* [Information shown]
□ □ □ □
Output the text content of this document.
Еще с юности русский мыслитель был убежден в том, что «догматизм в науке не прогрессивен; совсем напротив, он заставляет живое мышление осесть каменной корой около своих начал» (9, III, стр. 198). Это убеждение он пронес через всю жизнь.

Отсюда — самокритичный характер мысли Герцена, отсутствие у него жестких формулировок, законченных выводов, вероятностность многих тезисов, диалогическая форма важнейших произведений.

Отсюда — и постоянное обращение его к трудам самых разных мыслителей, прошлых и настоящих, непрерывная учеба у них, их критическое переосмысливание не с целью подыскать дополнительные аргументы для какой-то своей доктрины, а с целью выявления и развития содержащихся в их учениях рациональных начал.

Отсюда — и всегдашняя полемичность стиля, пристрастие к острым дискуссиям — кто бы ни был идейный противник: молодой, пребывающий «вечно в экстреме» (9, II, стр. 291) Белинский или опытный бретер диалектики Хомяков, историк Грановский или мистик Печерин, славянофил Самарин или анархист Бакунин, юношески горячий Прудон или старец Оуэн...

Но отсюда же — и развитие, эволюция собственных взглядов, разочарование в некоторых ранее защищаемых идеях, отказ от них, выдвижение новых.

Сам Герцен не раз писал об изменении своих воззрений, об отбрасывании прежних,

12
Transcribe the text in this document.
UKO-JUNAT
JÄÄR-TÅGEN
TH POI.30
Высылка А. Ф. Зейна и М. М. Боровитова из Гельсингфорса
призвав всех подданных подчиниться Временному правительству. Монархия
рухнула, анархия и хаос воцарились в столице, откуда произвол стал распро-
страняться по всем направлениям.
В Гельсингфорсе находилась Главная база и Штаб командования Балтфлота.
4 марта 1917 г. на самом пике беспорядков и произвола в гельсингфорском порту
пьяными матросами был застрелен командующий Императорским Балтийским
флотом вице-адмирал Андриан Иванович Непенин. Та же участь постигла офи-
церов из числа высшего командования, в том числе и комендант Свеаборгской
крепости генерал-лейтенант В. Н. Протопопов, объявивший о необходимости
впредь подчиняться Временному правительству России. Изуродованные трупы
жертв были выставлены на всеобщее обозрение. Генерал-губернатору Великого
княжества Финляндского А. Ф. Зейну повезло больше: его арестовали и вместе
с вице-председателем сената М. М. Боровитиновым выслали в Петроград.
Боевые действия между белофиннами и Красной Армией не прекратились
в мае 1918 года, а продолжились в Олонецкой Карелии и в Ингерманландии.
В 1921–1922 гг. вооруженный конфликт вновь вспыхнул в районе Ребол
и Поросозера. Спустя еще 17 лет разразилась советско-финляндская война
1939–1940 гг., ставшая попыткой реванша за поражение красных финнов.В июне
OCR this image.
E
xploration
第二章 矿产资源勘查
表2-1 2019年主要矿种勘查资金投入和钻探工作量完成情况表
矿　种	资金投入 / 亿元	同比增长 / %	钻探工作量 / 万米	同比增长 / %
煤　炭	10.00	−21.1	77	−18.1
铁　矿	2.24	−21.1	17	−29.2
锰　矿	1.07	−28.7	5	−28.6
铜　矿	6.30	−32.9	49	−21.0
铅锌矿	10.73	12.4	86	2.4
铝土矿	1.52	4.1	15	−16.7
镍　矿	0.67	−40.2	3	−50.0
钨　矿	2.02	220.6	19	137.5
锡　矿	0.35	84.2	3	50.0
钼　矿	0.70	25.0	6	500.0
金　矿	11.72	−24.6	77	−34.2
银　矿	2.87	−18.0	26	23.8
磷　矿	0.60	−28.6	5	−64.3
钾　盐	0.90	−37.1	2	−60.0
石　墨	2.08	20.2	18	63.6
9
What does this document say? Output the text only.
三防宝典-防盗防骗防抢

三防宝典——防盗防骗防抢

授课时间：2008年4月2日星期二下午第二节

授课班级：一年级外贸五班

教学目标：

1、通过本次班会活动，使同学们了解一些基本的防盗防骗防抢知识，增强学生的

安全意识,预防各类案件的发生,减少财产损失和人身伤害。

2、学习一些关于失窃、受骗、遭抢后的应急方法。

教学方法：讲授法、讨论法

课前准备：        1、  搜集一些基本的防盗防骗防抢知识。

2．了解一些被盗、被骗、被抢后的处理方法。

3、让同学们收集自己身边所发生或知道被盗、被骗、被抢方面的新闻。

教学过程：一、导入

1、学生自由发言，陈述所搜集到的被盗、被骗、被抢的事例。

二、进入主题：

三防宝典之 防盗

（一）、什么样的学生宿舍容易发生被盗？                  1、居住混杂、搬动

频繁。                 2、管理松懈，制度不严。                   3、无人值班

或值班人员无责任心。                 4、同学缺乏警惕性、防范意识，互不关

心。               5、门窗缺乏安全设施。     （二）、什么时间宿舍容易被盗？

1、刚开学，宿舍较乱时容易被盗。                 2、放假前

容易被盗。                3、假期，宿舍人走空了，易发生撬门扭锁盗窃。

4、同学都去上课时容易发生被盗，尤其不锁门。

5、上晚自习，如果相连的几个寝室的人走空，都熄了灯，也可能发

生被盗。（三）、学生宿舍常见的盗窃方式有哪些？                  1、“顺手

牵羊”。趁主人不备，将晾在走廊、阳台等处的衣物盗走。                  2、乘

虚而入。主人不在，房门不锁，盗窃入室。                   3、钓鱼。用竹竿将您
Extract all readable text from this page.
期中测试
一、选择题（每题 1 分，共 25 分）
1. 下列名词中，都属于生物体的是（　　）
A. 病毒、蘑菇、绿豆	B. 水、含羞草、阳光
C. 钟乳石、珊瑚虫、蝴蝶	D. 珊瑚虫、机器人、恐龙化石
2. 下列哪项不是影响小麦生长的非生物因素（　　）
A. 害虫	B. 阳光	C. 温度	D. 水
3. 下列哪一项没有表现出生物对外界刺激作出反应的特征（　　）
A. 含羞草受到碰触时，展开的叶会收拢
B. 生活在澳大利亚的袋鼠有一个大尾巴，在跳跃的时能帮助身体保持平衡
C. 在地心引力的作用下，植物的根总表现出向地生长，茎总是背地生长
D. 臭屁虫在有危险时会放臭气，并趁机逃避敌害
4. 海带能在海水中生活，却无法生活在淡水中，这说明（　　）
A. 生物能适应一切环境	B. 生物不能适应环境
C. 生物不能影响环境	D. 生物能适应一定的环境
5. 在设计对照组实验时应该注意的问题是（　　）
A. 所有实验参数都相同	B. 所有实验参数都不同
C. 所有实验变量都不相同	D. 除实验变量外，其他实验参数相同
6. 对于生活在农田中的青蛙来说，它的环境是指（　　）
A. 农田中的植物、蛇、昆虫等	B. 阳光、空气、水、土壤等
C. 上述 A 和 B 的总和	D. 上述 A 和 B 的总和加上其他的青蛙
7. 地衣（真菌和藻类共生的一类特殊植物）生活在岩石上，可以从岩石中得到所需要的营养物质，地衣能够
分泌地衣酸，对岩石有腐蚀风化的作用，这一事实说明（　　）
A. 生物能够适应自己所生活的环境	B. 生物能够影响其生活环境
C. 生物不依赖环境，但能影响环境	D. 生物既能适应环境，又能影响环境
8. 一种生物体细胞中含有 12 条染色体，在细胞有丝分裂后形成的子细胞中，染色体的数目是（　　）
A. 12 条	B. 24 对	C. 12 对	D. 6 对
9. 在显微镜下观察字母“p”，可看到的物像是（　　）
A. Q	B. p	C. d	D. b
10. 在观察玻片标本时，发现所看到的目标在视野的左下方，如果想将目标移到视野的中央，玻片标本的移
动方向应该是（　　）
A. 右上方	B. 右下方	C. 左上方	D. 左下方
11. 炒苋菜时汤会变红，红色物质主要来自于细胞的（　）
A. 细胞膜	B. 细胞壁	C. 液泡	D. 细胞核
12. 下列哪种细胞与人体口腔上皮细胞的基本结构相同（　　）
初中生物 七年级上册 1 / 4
□ □ □ □
* [Requirement] Quote all of the entries exactly as they appear.

* [Result]
Output the text content of this document.
Еще с юности русский мыслитель был убежден в том, что «догматизм в науке не прогрессивен; совсем напротив, он заставляет живое мышление осесть каменной корой около своих начал» (9, III, стр. 198). Это убеждение он пронес через всю жизнь.

Отсюда — самокритичный характер мысли Герцена, отсутствие у него жестких формулировок, законченных выводов, вероятностность многих тезисов, диалогическая форма важнейших произведений.

Отсюда — и постоянное обращение его к трудам самых разных мыслителей, прошлых и настоящих, непрерывная учеба у них, их критическое переосмысливание не с целью подыскать дополнительные аргументы для какой-то своей доктрины, а с целью выявления и развития содержащихся в их учениях рациональных начал.

Отсюда — и всегдашняя полемичность стиля, пристрастие к острым дискуссиям — кто бы ни был идейный противник: молодой, пребывающий «вечно в экстреме» (9, II, стр. 291) Белинский или опытный бретер диалектики Хомяков, историк Грановский или мистик Печерин, славянофил Самарин или анархист Бакунин, юношески горячий Прудон или старец Оуэн...

Но отсюда же — и развитие, эволюция собственных взглядов, разочарование в некоторых ранее защищаемых идеях, отказ от них, выдвижение новых.

Сам Герцен не раз писал об изменении своих воззрений, об отбрасывании прежних,

12
Transcribe the text in this document.
UKO-JUNAT
JÄÄR-TÅGEN
TH POI.30
Высылка А. Ф. Зейна и М. М. Боровитова из Гельсингфорса
призвав всех подданных подчиниться Временному правительству. Монархия
рухнула, анархия и хаос воцарились в столице, откуда произвол стал распро-
страняться по всем направлениям.
В Гельсингфорсе находилась Главная база и Штаб командования Балтфлота.
4 марта 1917 г. на самом пике беспорядков и произвола в гельсингфорском порту
пьяными матросами был застрелен командующий Императорским Балтийским
флотом вице-адмирал Андриан Иванович Непенин. Та же участь постигла офи-
церов из числа высшего командования, в том числе и комендант Свеаборгской
крепости генерал-лейтенант В. Н. Протопопов, объявивший о необходимости
впредь подчиняться Временному правительству России. Изуродованные трупы
жертв были выставлены на всеобщее обозрение. Генерал-губернатору Великого
княжества Финляндского А. Ф. Зейну повезло больше: его арестовали и вместе
с вице-председателем сената М. М. Боровитиновым выслали в Петроград.
Боевые действия между белофиннами и Красной Армией не прекратились
в мае 1918 года, а продолжились в Олонецкой Карелии и в Ингерманландии.
В 1921–1922 гг. вооруженный конфликт вновь вспыхнул в районе Ребол
и Поросозера. Спустя еще 17 лет разразилась советско-финляндская война
1939–1940 гг., ставшая попыткой реванша за поражение красных финнов.В июне
OCR this image.
E
xploration
第二章 矿产资源勘查
表2-1 2019年主要矿种勘查资金投入和钻探工作量完成情况表
矿　种	资金投入 / 亿元	同比增长 / %	钻探工作量 / 万米	同比增长 / %
煤　炭	10.00	−21.1	77	−18.1
铁　矿	2.24	−21.1	17	−29.2
锰　矿	1.07	−28.7	5	−28.6
铜　矿	6.30	−32.9	49	−21.0
铅锌矿	10.73	12.4	86	2.4
铝土矿	1.52	4.1	15	−16.7
镍　矿	0.67	−40.2	3	−50.0
钨　矿	2.02	220.6	19	137.5
锡　矿	0.35	84.2	3	50.0
钼　矿	0.70	25.0	6	500.0
金　矿	11.72	−24.6	77	−34.2
银　矿	2.87	−18.0	26	23.8
磷　矿	0.60	−28.6	5	−64.3
钾　盐	0.90	−37.1	2	−60.0
石　墨	2.08	20.2	18	63.6
9
What does this document say? Output the text only.
三防宝典-防盗防骗防抢

三防宝典——防盗防骗防抢

授课时间：2008年4月2日星期二下午第二节

授课班级：一年级外贸五班

教学目标：

1、通过本次班会活动，使同学们了解一些基本的防盗防骗防抢知识，增强学生的

安全意识,预防各类案件的发生,减少财产损失和人身伤害。

2、学习一些关于失窃、受骗、遭抢后的应急方法。

教学方法：讲授法、讨论法

课前准备：        1、  搜集一些基本的防盗防骗防抢知识。

2．了解一些被盗、被骗、被抢后的处理方法。

3、让同学们收集自己身边所发生或知道被盗、被骗、被抢方面的新闻。

教学过程：一、导入

1、学生自由发言，陈述所搜集到的被盗、被骗、被抢的事例。

二、进入主题：

三防宝典之 防盗

（一）、什么样的学生宿舍容易发生被盗？                  1、居住混杂、搬动

频繁。                 2、管理松懈，制度不严。                   3、无人值班

或值班人员无责任心。                 4、同学缺乏警惕性、防范意识，互不关

心。               5、门窗缺乏安全设施。     （二）、什么时间宿舍容易被盗？

1、刚开学，宿舍较乱时容易被盗。                 2、放假前

容易被盗。                3、假期，宿舍人走空了，易发生撬门扭锁盗窃。

4、同学都去上课时容易发生被盗，尤其不锁门。

5、上晚自习，如果相连的几个寝室的人走空，都熄了灯，也可能发

生被盗。（三）、学生宿舍常见的盗窃方式有哪些？                  1、“顺手

牵羊”。趁主人不备，将晾在走廊、阳台等处的衣物盗走。                  2、乘

虚而入。主人不在，房门不锁，盗窃入室。                   3、钓鱼。用竹竿将您
Extract all readable text from this page.
期中测试
一、选择题（每题 1 分，共 25 分）
1. 下列名词中，都属于生物体的是（　　）
A. 病毒、蘑菇、绿豆	B. 水、含羞草、阳光
C. 钟乳石、珊瑚虫、蝴蝶	D. 珊瑚虫、机器人、恐龙化石
2. 下列哪项不是影响小麦生长的非生物因素（　　）
A. 害虫	B. 阳光	C. 温度	D. 水
3. 下列哪一项没有表现出生物对外界刺激作出反应的特征（　　）
A. 含羞草受到碰触时，展开的叶会收拢
B. 生活在澳大利亚的袋鼠有一个大尾巴，在跳跃的时能帮助身体保持平衡
C. 在地心引力的作用下，植物的根总表现出向地生长，茎总是背地生长
D. 臭屁虫在有危险时会放臭气，并趁机逃避敌害
4. 海带能在海水中生活，却无法生活在淡水中，这说明（　　）
A. 生物能适应一切环境	B. 生物不能适应环境
C. 生物不能影响环境	D. 生物能适应一定的环境
5. 在设计对照组实验时应该注意的问题是（　　）
A. 所有实验参数都相同	B. 所有实验参数都不同
C. 所有实验变量都不相同	D. 除实验变量外，其他实验参数相同
6. 对于生活在农田中的青蛙来说，它的环境是指（　　）
A. 农田中的植物、蛇、昆虫等	B. 阳光、空气、水、土壤等
C. 上述 A 和 B 的总和	D. 上述 A 和 B 的总和加上其他的青蛙
7. 地衣（真菌和藻类共生的一类特殊植物）生活在岩石上，可以从岩石中得到所需要的营养物质，地衣能够
分泌地衣酸，对岩石有腐蚀风化的作用，这一事实说明（　　）
A. 生物能够适应自己所生活的环境	B. 生物能够影响其生活环境
C. 生物不依赖环境，但能影响环境	D. 生物既能适应环境，又能影响环境
8. 一种生物体细胞中含有 12 条染色体，在细胞有丝分裂后形成的子细胞中，染色体的数目是（　　）
A. 12 条	B. 24 对	C. 12 对	D. 6 对
9. 在显微镜下观察字母“p”，可看到的物像是（　　）
A. Q	B. p	C. d	D. b
10. 在观察玻片标本时，发现所看到的目标在视野的左下方，如果想将目标移到视野的中央，玻片标本的移
动方向应该是（　　）
A. 右上方	B. 右下方	C. 左上方	D. 左下方
11. 炒苋菜时汤会变红，红色物质主要来自于细胞的（　）
A. 细胞膜	B. 细胞壁	C. 液泡	D. 细胞核
12. 下列哪种细胞与人体口腔上皮细胞的基本结构相同（　　）
初中生物 七年级上册 1 / 4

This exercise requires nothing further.